_TASK DESCRIPTION_: Leaving out all pictures, transcribe exactly the lines between the line with "Output a JSON" and the last line of the records below, both included.

━━━━━ MATERIAL SHOWN ━━━━━

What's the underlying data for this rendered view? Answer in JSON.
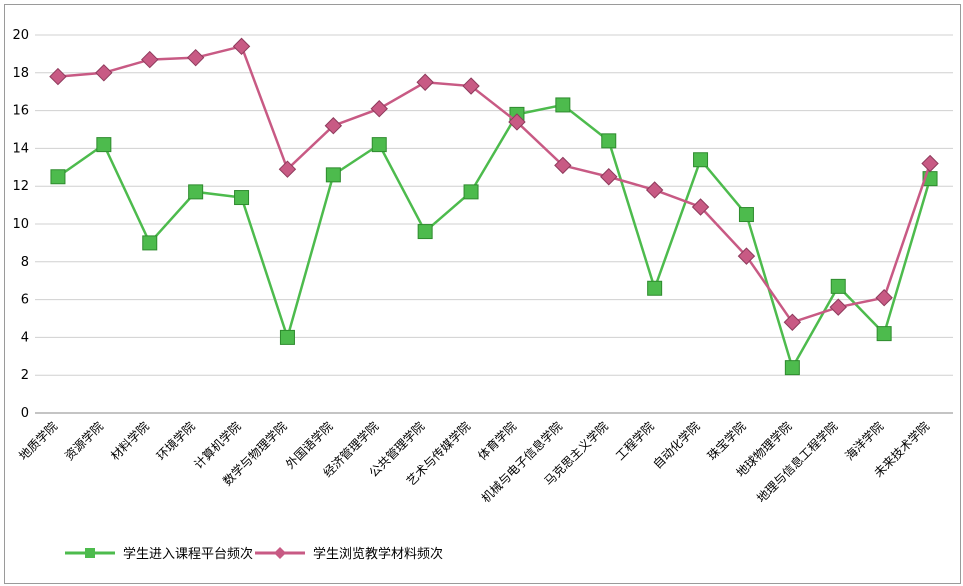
{
  "chart_data": {
    "type": "line",
    "title": "",
    "xlabel": "",
    "ylabel": "",
    "ylim": [
      0,
      20
    ],
    "y_ticks": [
      "0",
      "2",
      "4",
      "6",
      "8",
      "10",
      "12",
      "14",
      "16",
      "18",
      "20"
    ],
    "grid": true,
    "legend_position": "bottom",
    "categories": [
      "地质学院",
      "资源学院",
      "材料学院",
      "环境学院",
      "计算机学院",
      "数学与物理学院",
      "外国语学院",
      "经济管理学院",
      "公共管理学院",
      "艺术与传媒学院",
      "体育学院",
      "机械与电子信息学院",
      "马克思主义学院",
      "工程学院",
      "自动化学院",
      "珠宝学院",
      "地球物理学院",
      "地理与信息工程学院",
      "海洋学院",
      "未来技术学院"
    ],
    "series": [
      {
        "name": "学生进入课程平台频次",
        "color": "#4dbb4d",
        "marker": "square",
        "values": [
          12.5,
          14.2,
          9.0,
          11.7,
          11.4,
          4.0,
          12.6,
          14.2,
          9.6,
          11.7,
          15.8,
          16.3,
          14.4,
          6.6,
          13.4,
          10.5,
          2.4,
          6.7,
          4.2,
          12.4
        ]
      },
      {
        "name": "学生浏览教学材料频次",
        "color": "#c85a84",
        "marker": "diamond",
        "values": [
          17.8,
          18.0,
          18.7,
          18.8,
          19.4,
          12.9,
          15.2,
          16.1,
          17.5,
          17.3,
          15.4,
          13.1,
          12.5,
          11.8,
          10.9,
          8.3,
          4.8,
          5.6,
          6.1,
          13.2
        ]
      }
    ]
  }
}
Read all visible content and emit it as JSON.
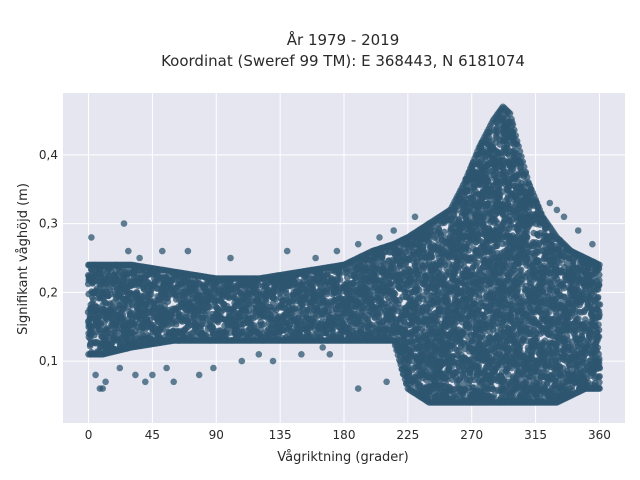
{
  "chart_data": {
    "type": "scatter",
    "title": "År 1979 - 2019",
    "subtitle": "Koordinat (Sweref 99 TM): E 368443, N 6181074",
    "xlabel": "Vågriktning (grader)",
    "ylabel": "Signifikant våghöjd (m)",
    "xlim": [
      -18,
      378
    ],
    "ylim": [
      0.01,
      0.49
    ],
    "xticks": [
      0,
      45,
      90,
      135,
      180,
      225,
      270,
      315,
      360
    ],
    "yticks": [
      0.1,
      0.2,
      0.3,
      0.4
    ],
    "ytick_labels": [
      "0,1",
      "0,2",
      "0,3",
      "0,4"
    ],
    "grid": true,
    "marker_color": "#2e5670",
    "background_color": "#e5e6f0",
    "envelope": {
      "direction": [
        0,
        10,
        30,
        60,
        90,
        120,
        150,
        180,
        200,
        215,
        225,
        240,
        255,
        265,
        275,
        285,
        292,
        297,
        302,
        310,
        320,
        330,
        340,
        350,
        360
      ],
      "hs_min": [
        0.11,
        0.11,
        0.12,
        0.13,
        0.13,
        0.13,
        0.13,
        0.13,
        0.13,
        0.13,
        0.06,
        0.04,
        0.04,
        0.04,
        0.04,
        0.04,
        0.04,
        0.04,
        0.04,
        0.04,
        0.04,
        0.04,
        0.05,
        0.06,
        0.06
      ],
      "hs_max": [
        0.24,
        0.24,
        0.24,
        0.23,
        0.22,
        0.22,
        0.23,
        0.24,
        0.26,
        0.27,
        0.28,
        0.3,
        0.32,
        0.36,
        0.41,
        0.45,
        0.47,
        0.46,
        0.42,
        0.36,
        0.31,
        0.28,
        0.26,
        0.25,
        0.24
      ]
    },
    "outliers": [
      [
        2,
        0.28
      ],
      [
        25,
        0.3
      ],
      [
        5,
        0.08
      ],
      [
        8,
        0.06
      ],
      [
        10,
        0.06
      ],
      [
        12,
        0.07
      ],
      [
        40,
        0.07
      ],
      [
        45,
        0.08
      ],
      [
        60,
        0.07
      ],
      [
        78,
        0.08
      ],
      [
        108,
        0.1
      ],
      [
        130,
        0.1
      ],
      [
        150,
        0.11
      ],
      [
        170,
        0.11
      ],
      [
        190,
        0.06
      ],
      [
        210,
        0.07
      ],
      [
        28,
        0.26
      ],
      [
        70,
        0.26
      ],
      [
        140,
        0.26
      ],
      [
        190,
        0.27
      ],
      [
        205,
        0.28
      ],
      [
        230,
        0.31
      ],
      [
        240,
        0.3
      ],
      [
        325,
        0.33
      ],
      [
        330,
        0.32
      ],
      [
        335,
        0.31
      ],
      [
        345,
        0.29
      ],
      [
        355,
        0.27
      ],
      [
        358,
        0.24
      ],
      [
        357,
        0.12
      ],
      [
        22,
        0.09
      ],
      [
        33,
        0.08
      ],
      [
        55,
        0.09
      ],
      [
        88,
        0.09
      ],
      [
        120,
        0.11
      ],
      [
        165,
        0.12
      ],
      [
        350,
        0.07
      ],
      [
        36,
        0.25
      ],
      [
        52,
        0.26
      ],
      [
        100,
        0.25
      ],
      [
        160,
        0.25
      ],
      [
        175,
        0.26
      ],
      [
        195,
        0.25
      ],
      [
        215,
        0.29
      ]
    ]
  }
}
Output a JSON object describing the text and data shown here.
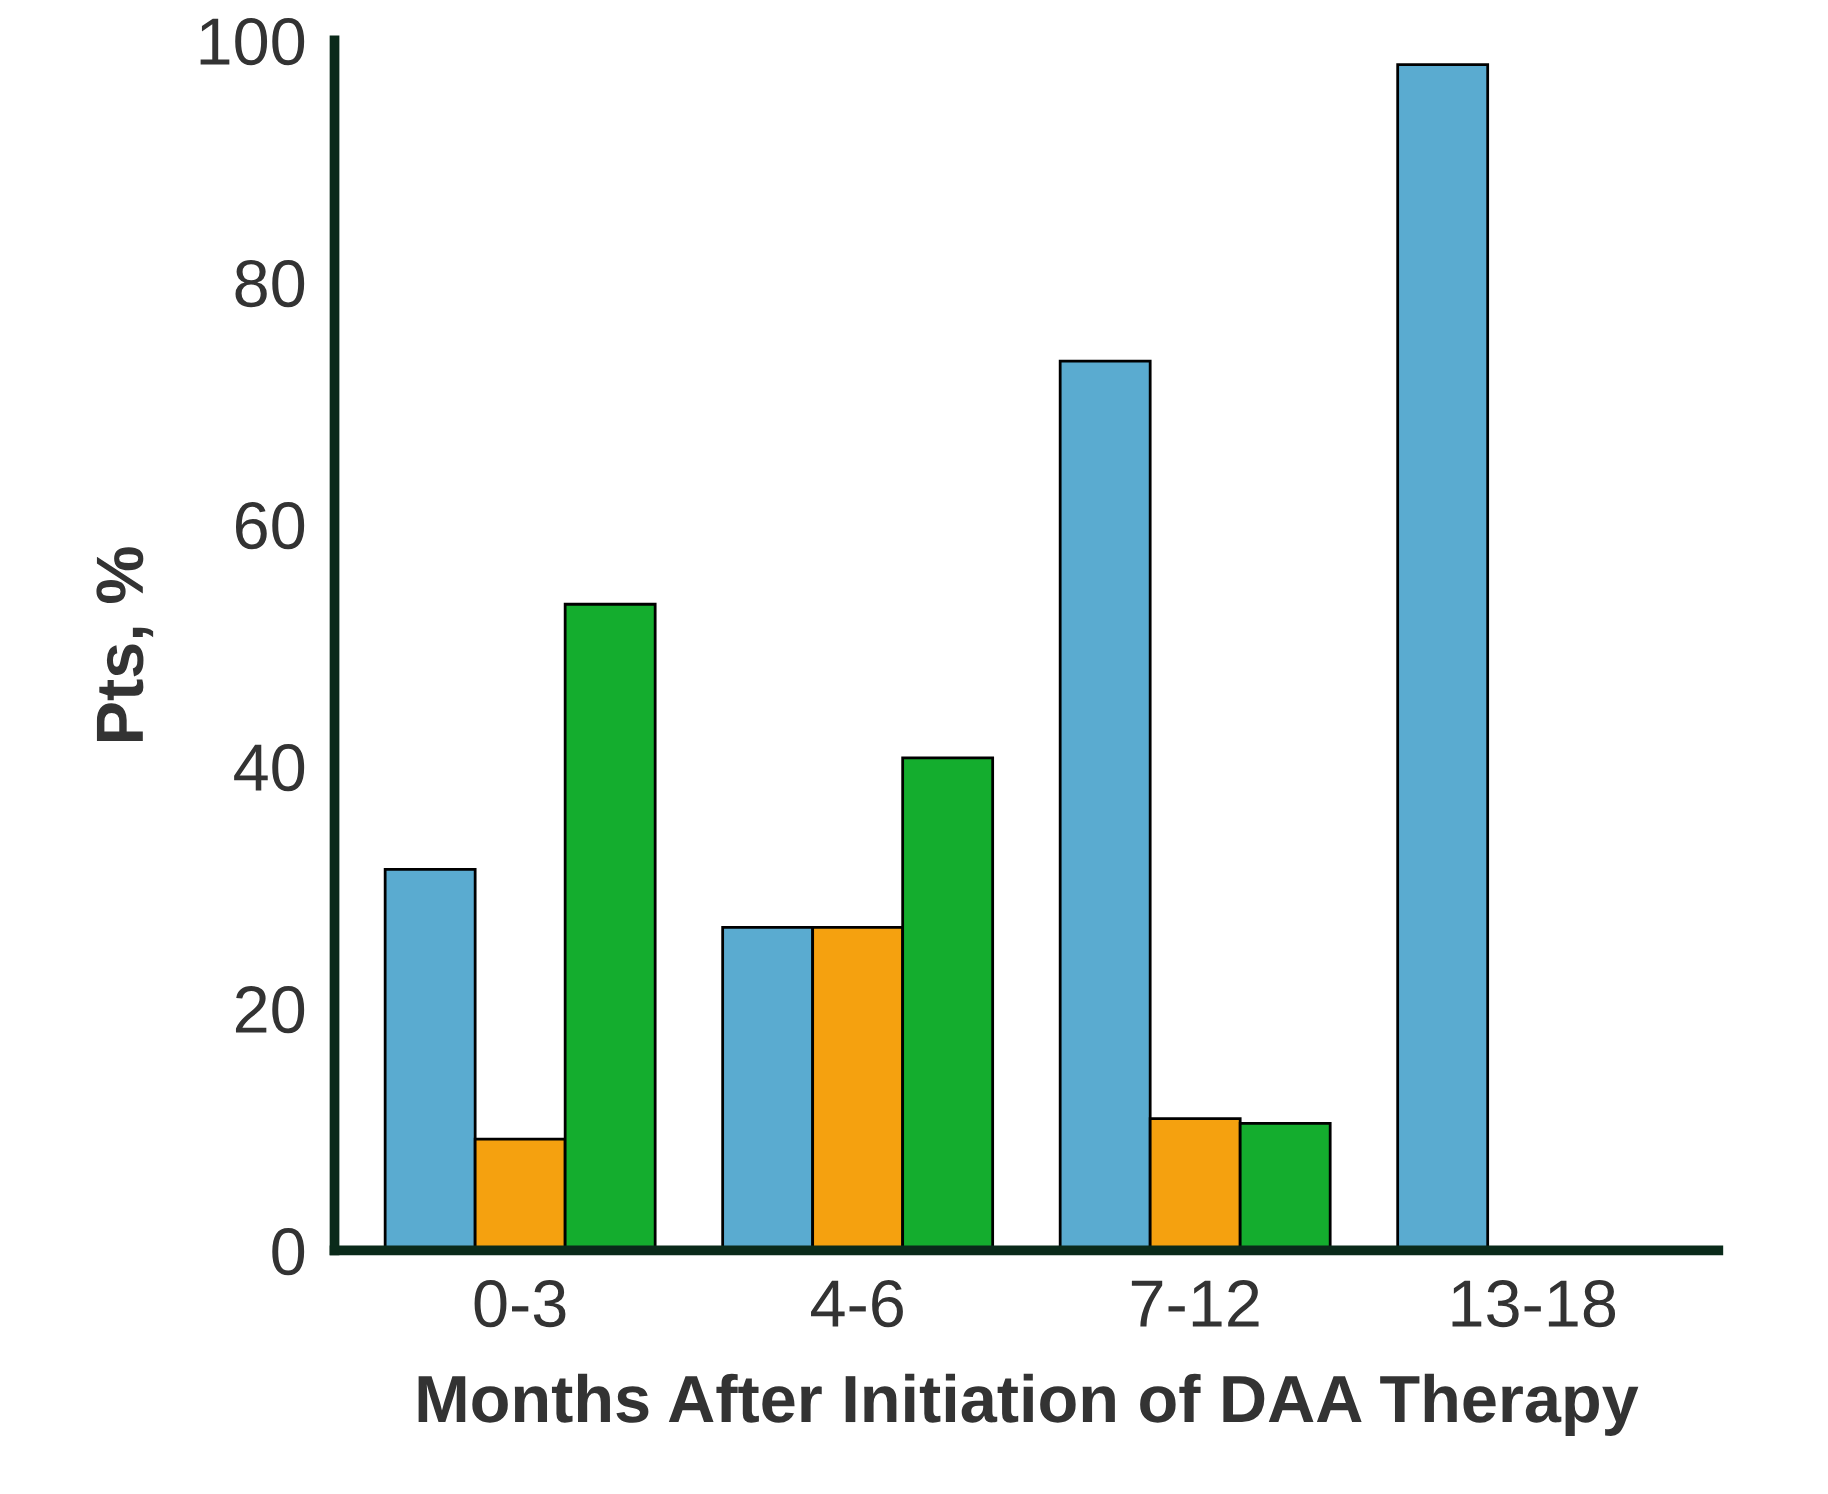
{
  "chart_data": {
    "type": "bar",
    "xlabel": "Months After Initiation of DAA Therapy",
    "ylabel": "Pts, %",
    "categories": [
      "0-3",
      "4-6",
      "7-12",
      "13-18"
    ],
    "series": [
      {
        "color": "#5aabd0",
        "values": [
          31.5,
          26.7,
          73.5,
          98.0
        ]
      },
      {
        "color": "#f5a10f",
        "values": [
          9.2,
          26.7,
          10.9,
          null
        ]
      },
      {
        "color": "#14ad2e",
        "values": [
          53.4,
          40.7,
          10.5,
          null
        ]
      }
    ],
    "ylim": [
      0,
      100
    ],
    "yticks": [
      0,
      20,
      40,
      60,
      80,
      100
    ],
    "grid": false,
    "legend": false
  }
}
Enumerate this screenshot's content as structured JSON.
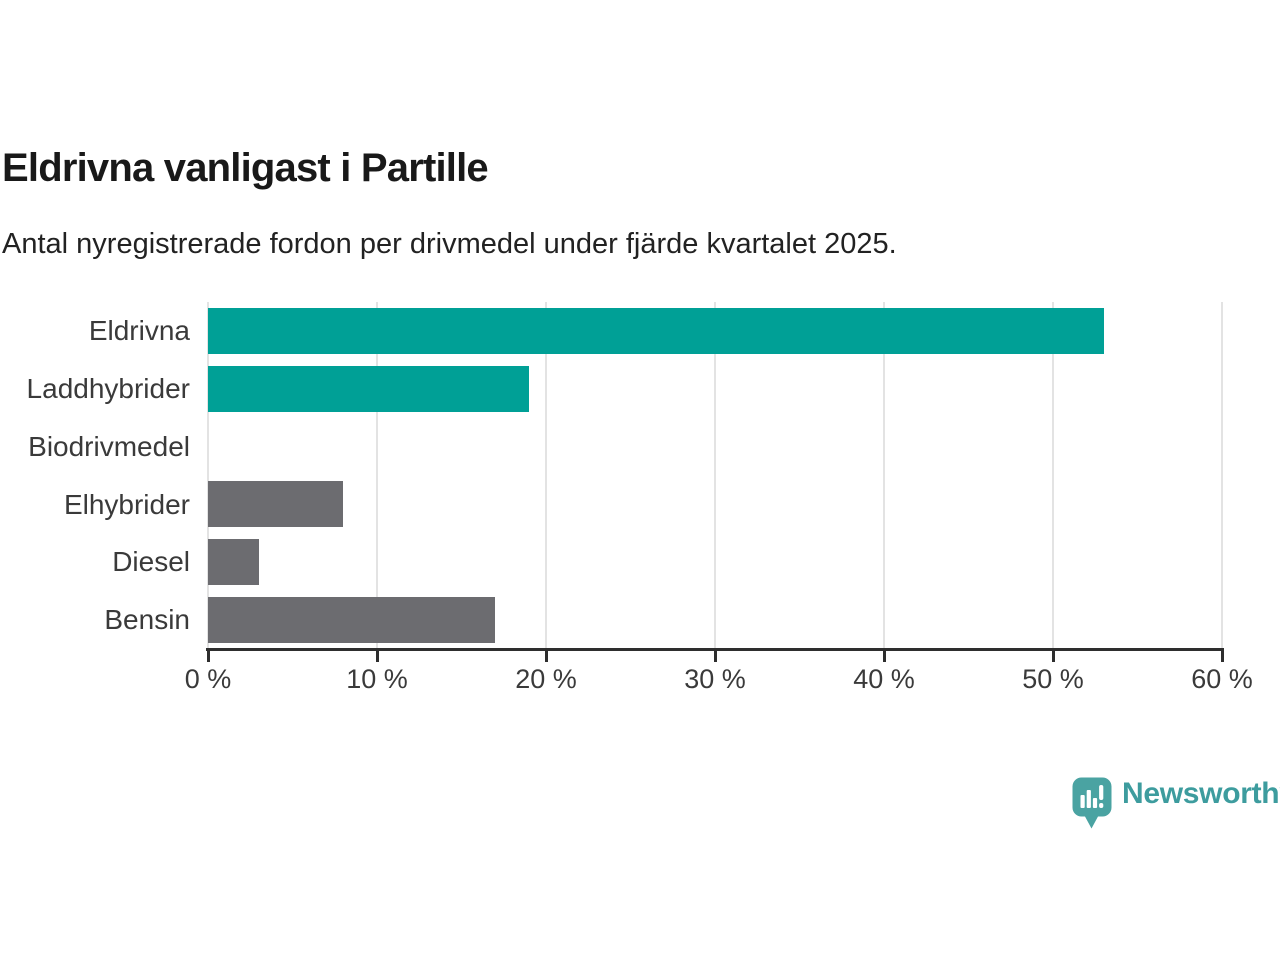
{
  "chart_data": {
    "type": "bar",
    "orientation": "horizontal",
    "title": "Eldrivna vanligast i Partille",
    "subtitle": "Antal nyregistrerade fordon per drivmedel under fjärde kvartalet 2025.",
    "categories": [
      "Eldrivna",
      "Laddhybrider",
      "Biodrivmedel",
      "Elhybrider",
      "Diesel",
      "Bensin"
    ],
    "values": [
      53,
      19,
      0,
      8,
      3,
      17
    ],
    "unit": "%",
    "bar_colors": [
      "#00a096",
      "#00a096",
      "#6c6c70",
      "#6c6c70",
      "#6c6c70",
      "#6c6c70"
    ],
    "xlim": [
      0,
      60
    ],
    "x_ticks": [
      0,
      10,
      20,
      30,
      40,
      50,
      60
    ],
    "x_tick_labels": [
      "0 %",
      "10 %",
      "20 %",
      "30 %",
      "40 %",
      "50 %",
      "60 %"
    ],
    "grid": true,
    "legend": null,
    "xlabel": "",
    "ylabel": ""
  },
  "footer": {
    "brand": "Newsworthy"
  },
  "colors": {
    "bar_teal": "#00a096",
    "bar_gray": "#6c6c70",
    "logo_icon": "#4aa3a2",
    "logo_text": "#3d9c9e",
    "gridline": "#e3e3e3",
    "axis": "#2e2e2e"
  }
}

━━━━━

_WRITTEN RESPONSE_:
Output a JSON object describing the text and data shown here.
{
  "chart_data": {
    "type": "bar",
    "xlabel": "Months After Initiation of DAA Therapy",
    "ylabel": "Pts, %",
    "categories": [
      "0-3",
      "4-6",
      "7-12",
      "13-18"
    ],
    "series": [
      {
        "color": "#5aabd0",
        "values": [
          31.5,
          26.7,
          73.5,
          98.0
        ]
      },
      {
        "color": "#f5a10f",
        "values": [
          9.2,
          26.7,
          10.9,
          null
        ]
      },
      {
        "color": "#14ad2e",
        "values": [
          53.4,
          40.7,
          10.5,
          null
        ]
      }
    ],
    "ylim": [
      0,
      100
    ],
    "yticks": [
      0,
      20,
      40,
      60,
      80,
      100
    ],
    "grid": false,
    "legend": false
  }
}
Enumerate this screenshot's content as structured JSON.
{
  "chart_data": {
    "type": "bar",
    "orientation": "horizontal",
    "title": "Eldrivna vanligast i Partille",
    "subtitle": "Antal nyregistrerade fordon per drivmedel under fjärde kvartalet 2025.",
    "categories": [
      "Eldrivna",
      "Laddhybrider",
      "Biodrivmedel",
      "Elhybrider",
      "Diesel",
      "Bensin"
    ],
    "values": [
      53,
      19,
      0,
      8,
      3,
      17
    ],
    "unit": "%",
    "bar_colors": [
      "#00a096",
      "#00a096",
      "#6c6c70",
      "#6c6c70",
      "#6c6c70",
      "#6c6c70"
    ],
    "xlim": [
      0,
      60
    ],
    "x_ticks": [
      0,
      10,
      20,
      30,
      40,
      50,
      60
    ],
    "x_tick_labels": [
      "0 %",
      "10 %",
      "20 %",
      "30 %",
      "40 %",
      "50 %",
      "60 %"
    ],
    "grid": true,
    "legend": null,
    "xlabel": "",
    "ylabel": ""
  },
  "footer": {
    "brand": "Newsworthy"
  },
  "colors": {
    "bar_teal": "#00a096",
    "bar_gray": "#6c6c70",
    "logo_icon": "#4aa3a2",
    "logo_text": "#3d9c9e",
    "gridline": "#e3e3e3",
    "axis": "#2e2e2e"
  }
}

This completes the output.